_Exercise directions_.
In the entries below, count every line with the string "Perfect". State the count and nothing else.

[Dataset entries]
╔══
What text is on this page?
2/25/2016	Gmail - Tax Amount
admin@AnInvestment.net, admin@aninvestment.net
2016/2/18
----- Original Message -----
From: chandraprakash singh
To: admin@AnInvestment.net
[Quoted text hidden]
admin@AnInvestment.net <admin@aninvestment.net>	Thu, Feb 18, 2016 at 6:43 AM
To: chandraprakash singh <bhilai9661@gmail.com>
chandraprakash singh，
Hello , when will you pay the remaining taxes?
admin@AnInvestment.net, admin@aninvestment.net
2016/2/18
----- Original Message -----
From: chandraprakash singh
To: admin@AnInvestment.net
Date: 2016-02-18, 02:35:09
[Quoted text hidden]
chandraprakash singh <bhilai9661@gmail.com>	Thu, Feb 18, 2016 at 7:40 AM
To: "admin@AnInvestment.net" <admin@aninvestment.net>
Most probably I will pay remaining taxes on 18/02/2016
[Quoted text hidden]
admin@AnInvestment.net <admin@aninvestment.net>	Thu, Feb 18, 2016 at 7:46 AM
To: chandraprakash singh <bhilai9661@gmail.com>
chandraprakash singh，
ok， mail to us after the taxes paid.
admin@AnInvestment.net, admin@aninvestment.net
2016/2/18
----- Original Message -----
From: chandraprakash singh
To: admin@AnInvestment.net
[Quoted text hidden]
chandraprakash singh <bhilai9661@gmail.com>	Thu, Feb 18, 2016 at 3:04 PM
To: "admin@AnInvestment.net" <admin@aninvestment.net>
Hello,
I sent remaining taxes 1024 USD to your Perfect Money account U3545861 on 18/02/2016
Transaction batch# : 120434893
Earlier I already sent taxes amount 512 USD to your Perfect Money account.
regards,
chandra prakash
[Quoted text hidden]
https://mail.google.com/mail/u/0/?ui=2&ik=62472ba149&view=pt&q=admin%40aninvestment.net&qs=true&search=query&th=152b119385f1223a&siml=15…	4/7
╚══
╔══
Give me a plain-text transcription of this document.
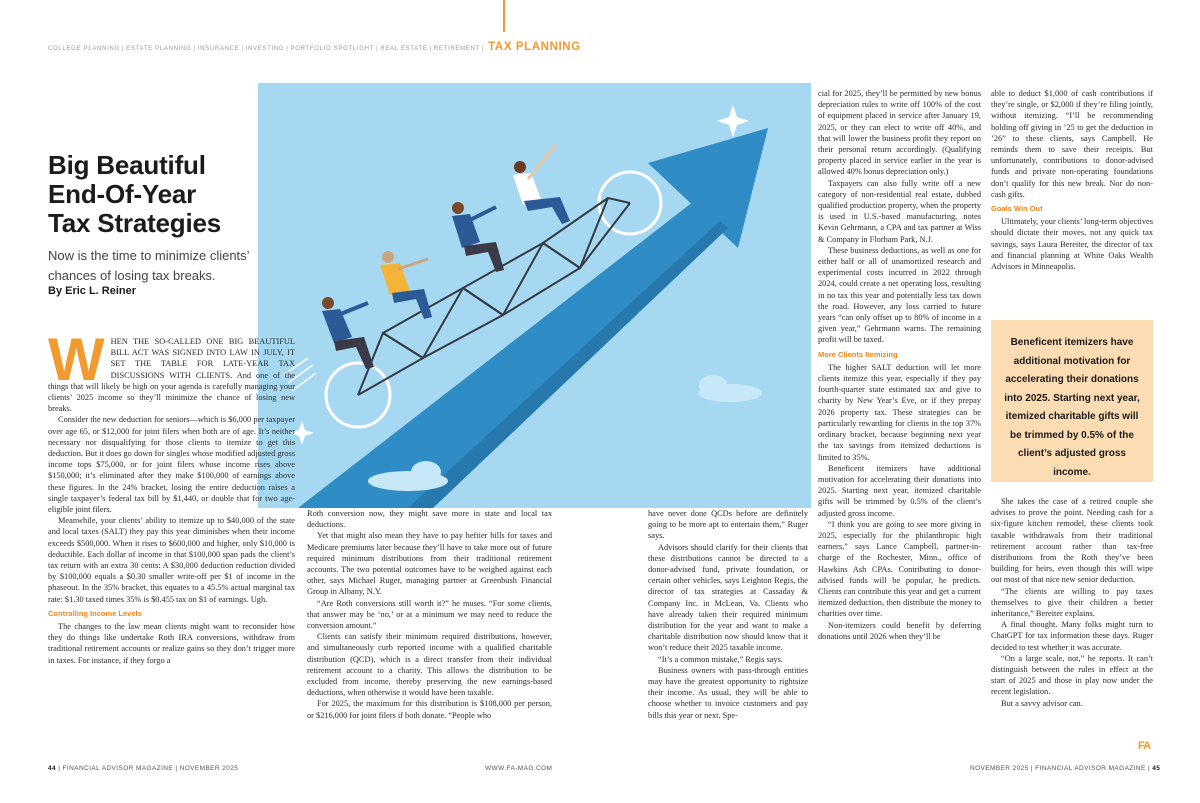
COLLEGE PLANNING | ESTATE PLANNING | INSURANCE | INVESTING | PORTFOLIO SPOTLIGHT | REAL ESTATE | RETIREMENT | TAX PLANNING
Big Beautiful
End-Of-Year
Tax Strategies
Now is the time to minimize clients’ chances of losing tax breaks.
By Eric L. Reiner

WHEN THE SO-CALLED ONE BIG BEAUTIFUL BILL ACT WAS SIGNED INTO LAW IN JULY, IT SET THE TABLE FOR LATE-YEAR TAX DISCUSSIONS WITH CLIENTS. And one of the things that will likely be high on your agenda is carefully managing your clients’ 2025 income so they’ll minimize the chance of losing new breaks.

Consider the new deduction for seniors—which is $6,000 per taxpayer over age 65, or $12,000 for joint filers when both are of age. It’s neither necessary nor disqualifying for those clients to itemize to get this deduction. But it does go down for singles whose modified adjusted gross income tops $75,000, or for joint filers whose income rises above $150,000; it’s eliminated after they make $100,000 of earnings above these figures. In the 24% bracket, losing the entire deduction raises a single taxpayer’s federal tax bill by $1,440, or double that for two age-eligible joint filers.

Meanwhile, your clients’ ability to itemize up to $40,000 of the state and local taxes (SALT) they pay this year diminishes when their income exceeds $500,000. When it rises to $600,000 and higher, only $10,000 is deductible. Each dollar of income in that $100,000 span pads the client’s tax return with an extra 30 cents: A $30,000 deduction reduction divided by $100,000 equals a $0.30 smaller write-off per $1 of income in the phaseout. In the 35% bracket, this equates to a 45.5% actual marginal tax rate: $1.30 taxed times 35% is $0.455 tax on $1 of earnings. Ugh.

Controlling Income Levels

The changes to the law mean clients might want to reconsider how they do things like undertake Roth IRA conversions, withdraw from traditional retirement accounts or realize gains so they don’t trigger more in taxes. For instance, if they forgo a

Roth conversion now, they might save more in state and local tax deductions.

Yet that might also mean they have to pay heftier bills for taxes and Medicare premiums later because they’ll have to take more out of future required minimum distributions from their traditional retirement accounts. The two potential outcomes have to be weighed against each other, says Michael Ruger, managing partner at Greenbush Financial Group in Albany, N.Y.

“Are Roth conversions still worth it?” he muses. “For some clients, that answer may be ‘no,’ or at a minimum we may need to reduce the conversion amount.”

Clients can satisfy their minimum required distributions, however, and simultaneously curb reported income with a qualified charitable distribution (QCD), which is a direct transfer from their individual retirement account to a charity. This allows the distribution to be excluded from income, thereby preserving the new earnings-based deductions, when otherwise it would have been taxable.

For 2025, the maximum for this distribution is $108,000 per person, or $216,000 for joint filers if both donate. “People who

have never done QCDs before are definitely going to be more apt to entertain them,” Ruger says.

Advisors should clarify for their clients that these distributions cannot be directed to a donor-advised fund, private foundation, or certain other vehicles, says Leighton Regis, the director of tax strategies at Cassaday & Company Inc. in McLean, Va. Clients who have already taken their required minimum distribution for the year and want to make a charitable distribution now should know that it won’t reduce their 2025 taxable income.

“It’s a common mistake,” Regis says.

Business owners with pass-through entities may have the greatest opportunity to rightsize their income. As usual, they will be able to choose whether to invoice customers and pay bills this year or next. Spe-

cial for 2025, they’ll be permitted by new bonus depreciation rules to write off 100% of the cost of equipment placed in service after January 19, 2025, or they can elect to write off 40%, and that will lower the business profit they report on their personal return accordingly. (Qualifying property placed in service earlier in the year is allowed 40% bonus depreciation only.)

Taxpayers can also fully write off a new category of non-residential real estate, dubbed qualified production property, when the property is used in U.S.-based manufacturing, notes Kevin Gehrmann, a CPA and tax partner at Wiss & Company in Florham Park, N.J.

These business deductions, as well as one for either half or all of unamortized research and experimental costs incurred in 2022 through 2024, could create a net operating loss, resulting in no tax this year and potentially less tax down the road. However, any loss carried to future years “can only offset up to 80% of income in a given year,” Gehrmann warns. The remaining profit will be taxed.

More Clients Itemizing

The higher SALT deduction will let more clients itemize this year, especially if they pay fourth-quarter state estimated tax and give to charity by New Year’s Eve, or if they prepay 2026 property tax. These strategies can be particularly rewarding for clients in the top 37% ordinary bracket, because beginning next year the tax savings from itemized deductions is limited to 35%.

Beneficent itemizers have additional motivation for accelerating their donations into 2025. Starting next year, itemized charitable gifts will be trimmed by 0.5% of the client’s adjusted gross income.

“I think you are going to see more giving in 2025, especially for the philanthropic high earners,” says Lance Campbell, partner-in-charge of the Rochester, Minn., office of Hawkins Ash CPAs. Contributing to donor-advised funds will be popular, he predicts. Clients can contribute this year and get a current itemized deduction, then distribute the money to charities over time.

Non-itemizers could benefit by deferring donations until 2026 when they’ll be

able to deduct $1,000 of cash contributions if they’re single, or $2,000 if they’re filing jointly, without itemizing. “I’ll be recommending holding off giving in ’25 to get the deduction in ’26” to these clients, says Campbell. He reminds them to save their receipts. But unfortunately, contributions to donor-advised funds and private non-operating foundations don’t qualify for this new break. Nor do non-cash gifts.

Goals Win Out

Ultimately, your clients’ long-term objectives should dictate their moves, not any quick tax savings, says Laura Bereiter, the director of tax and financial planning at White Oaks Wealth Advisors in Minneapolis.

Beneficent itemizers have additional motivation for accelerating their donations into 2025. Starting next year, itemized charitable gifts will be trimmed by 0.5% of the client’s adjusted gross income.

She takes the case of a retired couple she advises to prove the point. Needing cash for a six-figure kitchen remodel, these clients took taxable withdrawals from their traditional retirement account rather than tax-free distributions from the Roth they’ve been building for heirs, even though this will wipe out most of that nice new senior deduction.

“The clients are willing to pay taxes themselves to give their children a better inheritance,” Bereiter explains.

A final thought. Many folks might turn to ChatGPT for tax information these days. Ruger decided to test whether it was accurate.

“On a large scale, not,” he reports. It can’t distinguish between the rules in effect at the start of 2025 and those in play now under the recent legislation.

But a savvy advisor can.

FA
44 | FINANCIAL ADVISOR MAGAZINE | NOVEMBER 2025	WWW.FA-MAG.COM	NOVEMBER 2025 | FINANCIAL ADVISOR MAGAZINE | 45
╚══
_Reply_.
2